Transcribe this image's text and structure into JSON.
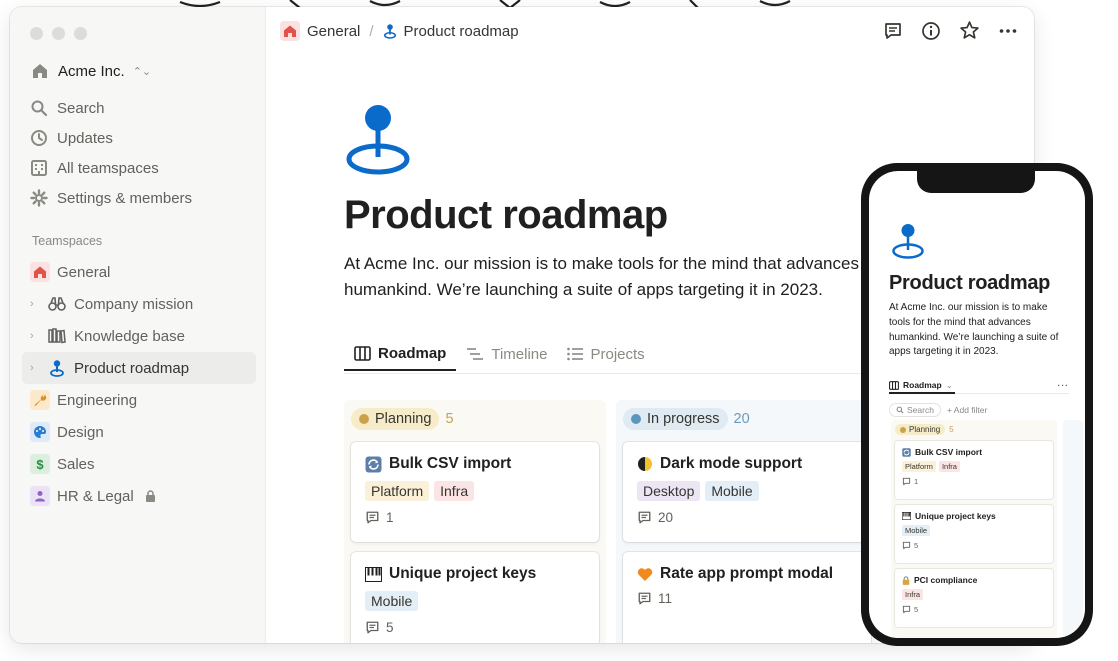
{
  "colors": {
    "accent_blue": "#0b6bcb",
    "planning_dot": "#cba24a",
    "progress_dot": "#5b97bd"
  },
  "workspace": {
    "name": "Acme Inc."
  },
  "nav": [
    {
      "label": "Search",
      "icon": "search-icon"
    },
    {
      "label": "Updates",
      "icon": "clock-icon"
    },
    {
      "label": "All teamspaces",
      "icon": "building-icon"
    },
    {
      "label": "Settings & members",
      "icon": "gear-icon"
    }
  ],
  "teamspaces_label": "Teamspaces",
  "teamspaces": [
    {
      "label": "General",
      "icon": "home-icon"
    },
    {
      "label": "Company mission",
      "icon": "binoculars-icon"
    },
    {
      "label": "Knowledge base",
      "icon": "books-icon"
    },
    {
      "label": "Product roadmap",
      "icon": "pin-icon"
    },
    {
      "label": "Engineering",
      "icon": "wrench-icon"
    },
    {
      "label": "Design",
      "icon": "palette-icon"
    },
    {
      "label": "Sales",
      "icon": "dollar-icon"
    },
    {
      "label": "HR & Legal",
      "icon": "person-icon"
    }
  ],
  "breadcrumb": {
    "parent": "General",
    "current": "Product roadmap"
  },
  "page": {
    "title": "Product roadmap",
    "description_line1": "At Acme Inc. our mission is to make tools for the mind that advances",
    "description_line2": "humankind. We’re launching a suite of apps targeting it in 2023."
  },
  "tabs": [
    {
      "label": "Roadmap"
    },
    {
      "label": "Timeline"
    },
    {
      "label": "Projects"
    }
  ],
  "board": {
    "columns": [
      {
        "name": "Planning",
        "count": "5",
        "cards": [
          {
            "title": "Bulk CSV import",
            "icon": "refresh-icon",
            "tags": [
              "Platform",
              "Infra"
            ],
            "comments": "1"
          },
          {
            "title": "Unique project keys",
            "icon": "piano-icon",
            "tags": [
              "Mobile"
            ],
            "comments": "5"
          }
        ]
      },
      {
        "name": "In progress",
        "count": "20",
        "cards": [
          {
            "title": "Dark mode support",
            "icon": "half-moon-icon",
            "tags": [
              "Desktop",
              "Mobile"
            ],
            "comments": "20"
          },
          {
            "title": "Rate app prompt modal",
            "icon": "heart-icon",
            "tags": [],
            "comments": "11"
          }
        ]
      }
    ]
  },
  "mobile": {
    "title": "Product roadmap",
    "description": "At Acme Inc. our mission is to make tools for the mind that advances humankind. We’re launching a suite of apps targeting it in 2023.",
    "tab": "Roadmap",
    "search_placeholder": "Search",
    "add_filter": "+ Add filter",
    "column": {
      "name": "Planning",
      "count": "5"
    },
    "cards": [
      {
        "title": "Bulk CSV import",
        "tags": [
          "Platform",
          "Infra"
        ],
        "comments": "1"
      },
      {
        "title": "Unique project keys",
        "tags": [
          "Mobile"
        ],
        "comments": "5"
      },
      {
        "title": "PCI compliance",
        "tags": [
          "Infra"
        ],
        "comments": "5"
      }
    ]
  }
}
=-=-=-=-=
Drop the images and repeat the data exactly.

Transcribe this image's text and structure into JSON.
{
  "colors": {
    "accent_blue": "#0b6bcb",
    "planning_dot": "#cba24a",
    "progress_dot": "#5b97bd"
  },
  "workspace": {
    "name": "Acme Inc."
  },
  "nav": [
    {
      "label": "Search",
      "icon": "search-icon"
    },
    {
      "label": "Updates",
      "icon": "clock-icon"
    },
    {
      "label": "All teamspaces",
      "icon": "building-icon"
    },
    {
      "label": "Settings & members",
      "icon": "gear-icon"
    }
  ],
  "teamspaces_label": "Teamspaces",
  "teamspaces": [
    {
      "label": "General",
      "icon": "home-icon"
    },
    {
      "label": "Company mission",
      "icon": "binoculars-icon"
    },
    {
      "label": "Knowledge base",
      "icon": "books-icon"
    },
    {
      "label": "Product roadmap",
      "icon": "pin-icon"
    },
    {
      "label": "Engineering",
      "icon": "wrench-icon"
    },
    {
      "label": "Design",
      "icon": "palette-icon"
    },
    {
      "label": "Sales",
      "icon": "dollar-icon"
    },
    {
      "label": "HR & Legal",
      "icon": "person-icon"
    }
  ],
  "breadcrumb": {
    "parent": "General",
    "current": "Product roadmap"
  },
  "page": {
    "title": "Product roadmap",
    "description_line1": "At Acme Inc. our mission is to make tools for the mind that advances",
    "description_line2": "humankind. We’re launching a suite of apps targeting it in 2023."
  },
  "tabs": [
    {
      "label": "Roadmap"
    },
    {
      "label": "Timeline"
    },
    {
      "label": "Projects"
    }
  ],
  "board": {
    "columns": [
      {
        "name": "Planning",
        "count": "5",
        "cards": [
          {
            "title": "Bulk CSV import",
            "icon": "refresh-icon",
            "tags": [
              "Platform",
              "Infra"
            ],
            "comments": "1"
          },
          {
            "title": "Unique project keys",
            "icon": "piano-icon",
            "tags": [
              "Mobile"
            ],
            "comments": "5"
          }
        ]
      },
      {
        "name": "In progress",
        "count": "20",
        "cards": [
          {
            "title": "Dark mode support",
            "icon": "half-moon-icon",
            "tags": [
              "Desktop",
              "Mobile"
            ],
            "comments": "20"
          },
          {
            "title": "Rate app prompt modal",
            "icon": "heart-icon",
            "tags": [],
            "comments": "11"
          }
        ]
      }
    ]
  },
  "mobile": {
    "title": "Product roadmap",
    "description": "At Acme Inc. our mission is to make tools for the mind that advances humankind. We’re launching a suite of apps targeting it in 2023.",
    "tab": "Roadmap",
    "search_placeholder": "Search",
    "add_filter": "+ Add filter",
    "column": {
      "name": "Planning",
      "count": "5"
    },
    "cards": [
      {
        "title": "Bulk CSV import",
        "tags": [
          "Platform",
          "Infra"
        ],
        "comments": "1"
      },
      {
        "title": "Unique project keys",
        "tags": [
          "Mobile"
        ],
        "comments": "5"
      },
      {
        "title": "PCI compliance",
        "tags": [
          "Infra"
        ],
        "comments": "5"
      }
    ]
  }
}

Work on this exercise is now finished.